■ GIVEN TASK ■
Return the data exactly, with all pictures removed.

■ DATASET RECORDS ■
***
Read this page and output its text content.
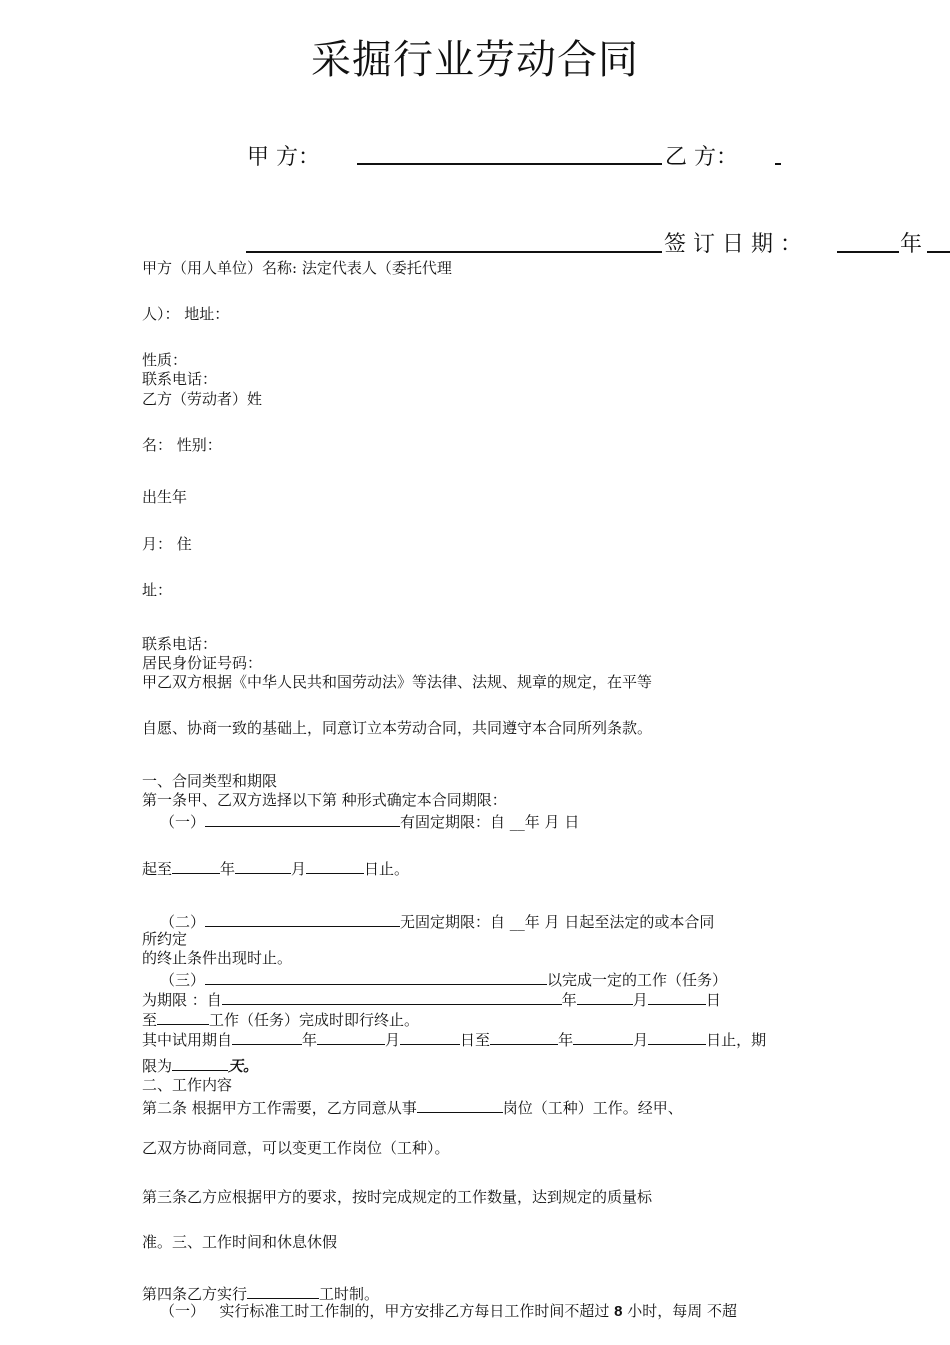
采掘行业劳动合同
甲 方：	乙 方：
签 订 日 期 ：	年
甲方（用人单位）名称: 法定代表人（委托代理
人）： 地址：
性质：
联系电话：
乙方（劳动者）姓
名： 性别：
出生年
月： 住
址：
联系电话：
居民身份证号码：
甲乙双方根据《中华人民共和国劳动法》等法律、法规、规章的规定，在平等
自愿、协商一致的基础上，同意订立本劳动合同，共同遵守本合同所列条款。
一、合同类型和期限
第一条甲、乙双方选择以下第 种形式确定本合同期限：
（一）	有固定期限：自 __年 月 日
起至	年	月	日止。
（二）	无固定期限：自 __年 月 日起至法定的或本合同
所约定
的终止条件出现时止。
（三）	以完成一定的工作（任务）
为期限 ：自	年	月	日
至	工作（任务）完成时即行终止。
其中试用期自	年	月	日至	年	月	日止，期
限为	天。
二、工作内容
第二条 根据甲方工作需要，乙方同意从事	岗位（工种）工作。经甲、
乙双方协商同意，可以变更工作岗位（工种）。
第三条乙方应根据甲方的要求，按时完成规定的工作数量，达到规定的质量标
准。三、工作时间和休息休假
第四条乙方实行	工时制。
（一） 实行标准工时工作制的，甲方安排乙方每日工作时间不超过 8 小时，每周 不超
***
■ COMPLETED EXERCISE ■
Read this page and output its text content.
采掘行业劳动合同
甲 方：	乙 方：
签 订 日 期 ：	年
甲方（用人单位）名称: 法定代表人（委托代理
人）： 地址：
性质：
联系电话：
乙方（劳动者）姓
名： 性别：
出生年
月： 住
址：
联系电话：
居民身份证号码：
甲乙双方根据《中华人民共和国劳动法》等法律、法规、规章的规定，在平等
自愿、协商一致的基础上，同意订立本劳动合同，共同遵守本合同所列条款。
一、合同类型和期限
第一条甲、乙双方选择以下第 种形式确定本合同期限：
（一）	有固定期限：自 __年 月 日
起至	年	月	日止。
（二）	无固定期限：自 __年 月 日起至法定的或本合同
所约定
的终止条件出现时止。
（三）	以完成一定的工作（任务）
为期限 ：自	年	月	日
至	工作（任务）完成时即行终止。
其中试用期自	年	月	日至	年	月	日止，期
限为	天。
二、工作内容
第二条 根据甲方工作需要，乙方同意从事	岗位（工种）工作。经甲、
乙双方协商同意，可以变更工作岗位（工种）。
第三条乙方应根据甲方的要求，按时完成规定的工作数量，达到规定的质量标
准。三、工作时间和休息休假
第四条乙方实行	工时制。
（一） 实行标准工时工作制的，甲方安排乙方每日工作时间不超过 8 小时，每周 不超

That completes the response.